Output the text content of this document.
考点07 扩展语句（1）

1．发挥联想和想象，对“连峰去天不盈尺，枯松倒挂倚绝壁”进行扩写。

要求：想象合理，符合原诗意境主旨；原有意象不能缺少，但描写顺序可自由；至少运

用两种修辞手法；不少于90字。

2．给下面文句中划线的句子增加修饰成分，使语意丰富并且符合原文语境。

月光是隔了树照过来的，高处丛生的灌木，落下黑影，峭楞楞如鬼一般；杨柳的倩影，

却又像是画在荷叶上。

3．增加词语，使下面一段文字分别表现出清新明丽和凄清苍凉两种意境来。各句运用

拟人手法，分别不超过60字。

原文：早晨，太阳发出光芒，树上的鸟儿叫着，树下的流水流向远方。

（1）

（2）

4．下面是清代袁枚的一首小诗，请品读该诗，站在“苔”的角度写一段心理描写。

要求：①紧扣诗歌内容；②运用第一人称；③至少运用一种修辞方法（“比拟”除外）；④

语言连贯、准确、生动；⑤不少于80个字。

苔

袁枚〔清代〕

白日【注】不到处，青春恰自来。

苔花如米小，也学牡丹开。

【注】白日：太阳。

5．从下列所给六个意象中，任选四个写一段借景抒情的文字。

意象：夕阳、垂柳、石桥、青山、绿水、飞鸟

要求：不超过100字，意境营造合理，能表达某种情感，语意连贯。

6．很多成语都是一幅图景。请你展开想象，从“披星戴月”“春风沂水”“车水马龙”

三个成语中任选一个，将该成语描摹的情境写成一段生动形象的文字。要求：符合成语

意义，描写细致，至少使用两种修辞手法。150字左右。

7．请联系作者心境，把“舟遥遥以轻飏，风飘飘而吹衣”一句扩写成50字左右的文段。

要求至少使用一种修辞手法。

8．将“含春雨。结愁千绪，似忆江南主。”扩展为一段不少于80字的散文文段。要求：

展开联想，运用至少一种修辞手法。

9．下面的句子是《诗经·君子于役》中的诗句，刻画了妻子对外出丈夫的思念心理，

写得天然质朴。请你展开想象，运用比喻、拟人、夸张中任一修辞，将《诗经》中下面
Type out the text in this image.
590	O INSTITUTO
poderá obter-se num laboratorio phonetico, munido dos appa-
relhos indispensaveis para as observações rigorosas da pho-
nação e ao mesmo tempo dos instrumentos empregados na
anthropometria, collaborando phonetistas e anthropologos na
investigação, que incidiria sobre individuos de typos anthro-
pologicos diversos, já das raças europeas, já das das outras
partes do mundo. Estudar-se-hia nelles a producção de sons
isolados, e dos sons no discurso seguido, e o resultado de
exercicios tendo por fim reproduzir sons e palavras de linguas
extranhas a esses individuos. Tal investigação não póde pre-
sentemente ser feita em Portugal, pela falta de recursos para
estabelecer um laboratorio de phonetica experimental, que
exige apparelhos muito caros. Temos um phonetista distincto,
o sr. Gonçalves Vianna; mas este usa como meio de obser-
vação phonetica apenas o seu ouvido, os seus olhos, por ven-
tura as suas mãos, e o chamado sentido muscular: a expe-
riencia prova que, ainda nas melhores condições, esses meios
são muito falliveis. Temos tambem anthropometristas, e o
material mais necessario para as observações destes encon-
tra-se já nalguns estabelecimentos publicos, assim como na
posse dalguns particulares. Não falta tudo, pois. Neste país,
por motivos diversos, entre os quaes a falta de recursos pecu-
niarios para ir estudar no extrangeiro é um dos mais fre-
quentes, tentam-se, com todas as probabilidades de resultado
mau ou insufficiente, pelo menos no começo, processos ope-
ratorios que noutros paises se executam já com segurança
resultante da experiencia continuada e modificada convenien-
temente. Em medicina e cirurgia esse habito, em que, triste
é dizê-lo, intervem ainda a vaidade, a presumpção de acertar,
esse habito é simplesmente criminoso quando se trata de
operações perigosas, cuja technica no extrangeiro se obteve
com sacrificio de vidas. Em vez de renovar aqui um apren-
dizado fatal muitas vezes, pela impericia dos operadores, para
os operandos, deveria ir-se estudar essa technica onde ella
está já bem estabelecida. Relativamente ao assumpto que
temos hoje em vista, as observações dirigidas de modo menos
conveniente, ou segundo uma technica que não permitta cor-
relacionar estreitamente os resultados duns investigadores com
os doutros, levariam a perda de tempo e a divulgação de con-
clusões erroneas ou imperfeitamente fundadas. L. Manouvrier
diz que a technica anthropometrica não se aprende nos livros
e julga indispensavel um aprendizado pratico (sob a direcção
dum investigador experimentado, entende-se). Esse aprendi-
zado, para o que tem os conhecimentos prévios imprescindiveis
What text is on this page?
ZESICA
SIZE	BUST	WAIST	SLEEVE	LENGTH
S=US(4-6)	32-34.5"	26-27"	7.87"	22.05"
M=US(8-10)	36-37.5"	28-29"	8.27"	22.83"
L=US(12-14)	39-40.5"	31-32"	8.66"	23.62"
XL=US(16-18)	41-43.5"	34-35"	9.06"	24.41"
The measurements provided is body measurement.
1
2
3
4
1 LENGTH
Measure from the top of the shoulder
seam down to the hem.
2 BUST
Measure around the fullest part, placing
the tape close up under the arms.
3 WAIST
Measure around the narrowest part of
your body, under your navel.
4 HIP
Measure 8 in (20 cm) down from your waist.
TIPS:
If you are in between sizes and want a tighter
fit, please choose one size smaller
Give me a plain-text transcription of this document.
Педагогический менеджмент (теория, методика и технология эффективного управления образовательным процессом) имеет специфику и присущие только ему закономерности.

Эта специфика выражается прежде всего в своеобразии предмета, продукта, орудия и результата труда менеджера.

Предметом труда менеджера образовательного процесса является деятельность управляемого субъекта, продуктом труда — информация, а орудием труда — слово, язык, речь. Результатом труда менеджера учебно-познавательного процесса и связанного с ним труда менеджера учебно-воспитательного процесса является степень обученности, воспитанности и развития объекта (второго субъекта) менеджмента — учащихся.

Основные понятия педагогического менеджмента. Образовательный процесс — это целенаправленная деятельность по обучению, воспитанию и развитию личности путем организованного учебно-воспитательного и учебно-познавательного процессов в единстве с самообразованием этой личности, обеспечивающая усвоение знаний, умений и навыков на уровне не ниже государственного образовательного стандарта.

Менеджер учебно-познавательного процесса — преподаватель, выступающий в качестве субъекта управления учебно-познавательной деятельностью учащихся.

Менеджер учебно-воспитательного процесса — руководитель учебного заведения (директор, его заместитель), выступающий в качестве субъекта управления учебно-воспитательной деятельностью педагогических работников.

Brief → Reproduce the full listing word for word.

Exercise solution →
Output the text content of this document.
考点07 扩展语句（1）

1．发挥联想和想象，对“连峰去天不盈尺，枯松倒挂倚绝壁”进行扩写。

要求：想象合理，符合原诗意境主旨；原有意象不能缺少，但描写顺序可自由；至少运

用两种修辞手法；不少于90字。

2．给下面文句中划线的句子增加修饰成分，使语意丰富并且符合原文语境。

月光是隔了树照过来的，高处丛生的灌木，落下黑影，峭楞楞如鬼一般；杨柳的倩影，

却又像是画在荷叶上。

3．增加词语，使下面一段文字分别表现出清新明丽和凄清苍凉两种意境来。各句运用

拟人手法，分别不超过60字。

原文：早晨，太阳发出光芒，树上的鸟儿叫着，树下的流水流向远方。

（1）

（2）

4．下面是清代袁枚的一首小诗，请品读该诗，站在“苔”的角度写一段心理描写。

要求：①紧扣诗歌内容；②运用第一人称；③至少运用一种修辞方法（“比拟”除外）；④

语言连贯、准确、生动；⑤不少于80个字。

苔

袁枚〔清代〕

白日【注】不到处，青春恰自来。

苔花如米小，也学牡丹开。

【注】白日：太阳。

5．从下列所给六个意象中，任选四个写一段借景抒情的文字。

意象：夕阳、垂柳、石桥、青山、绿水、飞鸟

要求：不超过100字，意境营造合理，能表达某种情感，语意连贯。

6．很多成语都是一幅图景。请你展开想象，从“披星戴月”“春风沂水”“车水马龙”

三个成语中任选一个，将该成语描摹的情境写成一段生动形象的文字。要求：符合成语

意义，描写细致，至少使用两种修辞手法。150字左右。

7．请联系作者心境，把“舟遥遥以轻飏，风飘飘而吹衣”一句扩写成50字左右的文段。

要求至少使用一种修辞手法。

8．将“含春雨。结愁千绪，似忆江南主。”扩展为一段不少于80字的散文文段。要求：

展开联想，运用至少一种修辞手法。

9．下面的句子是《诗经·君子于役》中的诗句，刻画了妻子对外出丈夫的思念心理，

写得天然质朴。请你展开想象，运用比喻、拟人、夸张中任一修辞，将《诗经》中下面
Type out the text in this image.
590	O INSTITUTO
poderá obter-se num laboratorio phonetico, munido dos appa-
relhos indispensaveis para as observações rigorosas da pho-
nação e ao mesmo tempo dos instrumentos empregados na
anthropometria, collaborando phonetistas e anthropologos na
investigação, que incidiria sobre individuos de typos anthro-
pologicos diversos, já das raças europeas, já das das outras
partes do mundo. Estudar-se-hia nelles a producção de sons
isolados, e dos sons no discurso seguido, e o resultado de
exercicios tendo por fim reproduzir sons e palavras de linguas
extranhas a esses individuos. Tal investigação não póde pre-
sentemente ser feita em Portugal, pela falta de recursos para
estabelecer um laboratorio de phonetica experimental, que
exige apparelhos muito caros. Temos um phonetista distincto,
o sr. Gonçalves Vianna; mas este usa como meio de obser-
vação phonetica apenas o seu ouvido, os seus olhos, por ven-
tura as suas mãos, e o chamado sentido muscular: a expe-
riencia prova que, ainda nas melhores condições, esses meios
são muito falliveis. Temos tambem anthropometristas, e o
material mais necessario para as observações destes encon-
tra-se já nalguns estabelecimentos publicos, assim como na
posse dalguns particulares. Não falta tudo, pois. Neste país,
por motivos diversos, entre os quaes a falta de recursos pecu-
niarios para ir estudar no extrangeiro é um dos mais fre-
quentes, tentam-se, com todas as probabilidades de resultado
mau ou insufficiente, pelo menos no começo, processos ope-
ratorios que noutros paises se executam já com segurança
resultante da experiencia continuada e modificada convenien-
temente. Em medicina e cirurgia esse habito, em que, triste
é dizê-lo, intervem ainda a vaidade, a presumpção de acertar,
esse habito é simplesmente criminoso quando se trata de
operações perigosas, cuja technica no extrangeiro se obteve
com sacrificio de vidas. Em vez de renovar aqui um apren-
dizado fatal muitas vezes, pela impericia dos operadores, para
os operandos, deveria ir-se estudar essa technica onde ella
está já bem estabelecida. Relativamente ao assumpto que
temos hoje em vista, as observações dirigidas de modo menos
conveniente, ou segundo uma technica que não permitta cor-
relacionar estreitamente os resultados duns investigadores com
os doutros, levariam a perda de tempo e a divulgação de con-
clusões erroneas ou imperfeitamente fundadas. L. Manouvrier
diz que a technica anthropometrica não se aprende nos livros
e julga indispensavel um aprendizado pratico (sob a direcção
dum investigador experimentado, entende-se). Esse aprendi-
zado, para o que tem os conhecimentos prévios imprescindiveis
What text is on this page?
ZESICA
SIZE	BUST	WAIST	SLEEVE	LENGTH
S=US(4-6)	32-34.5"	26-27"	7.87"	22.05"
M=US(8-10)	36-37.5"	28-29"	8.27"	22.83"
L=US(12-14)	39-40.5"	31-32"	8.66"	23.62"
XL=US(16-18)	41-43.5"	34-35"	9.06"	24.41"
The measurements provided is body measurement.
1
2
3
4
1 LENGTH
Measure from the top of the shoulder
seam down to the hem.
2 BUST
Measure around the fullest part, placing
the tape close up under the arms.
3 WAIST
Measure around the narrowest part of
your body, under your navel.
4 HIP
Measure 8 in (20 cm) down from your waist.
TIPS:
If you are in between sizes and want a tighter
fit, please choose one size smaller
Give me a plain-text transcription of this document.
Педагогический менеджмент (теория, методика и технология эффективного управления образовательным процессом) имеет специфику и присущие только ему закономерности.

Эта специфика выражается прежде всего в своеобразии предмета, продукта, орудия и результата труда менеджера.

Предметом труда менеджера образовательного процесса является деятельность управляемого субъекта, продуктом труда — информация, а орудием труда — слово, язык, речь. Результатом труда менеджера учебно-познавательного процесса и связанного с ним труда менеджера учебно-воспитательного процесса является степень обученности, воспитанности и развития объекта (второго субъекта) менеджмента — учащихся.

Основные понятия педагогического менеджмента. Образовательный процесс — это целенаправленная деятельность по обучению, воспитанию и развитию личности путем организованного учебно-воспитательного и учебно-познавательного процессов в единстве с самообразованием этой личности, обеспечивающая усвоение знаний, умений и навыков на уровне не ниже государственного образовательного стандарта.

Менеджер учебно-познавательного процесса — преподаватель, выступающий в качестве субъекта управления учебно-познавательной деятельностью учащихся.

Менеджер учебно-воспитательного процесса — руководитель учебного заведения (директор, его заместитель), выступающий в качестве субъекта управления учебно-воспитательной деятельностью педагогических работников.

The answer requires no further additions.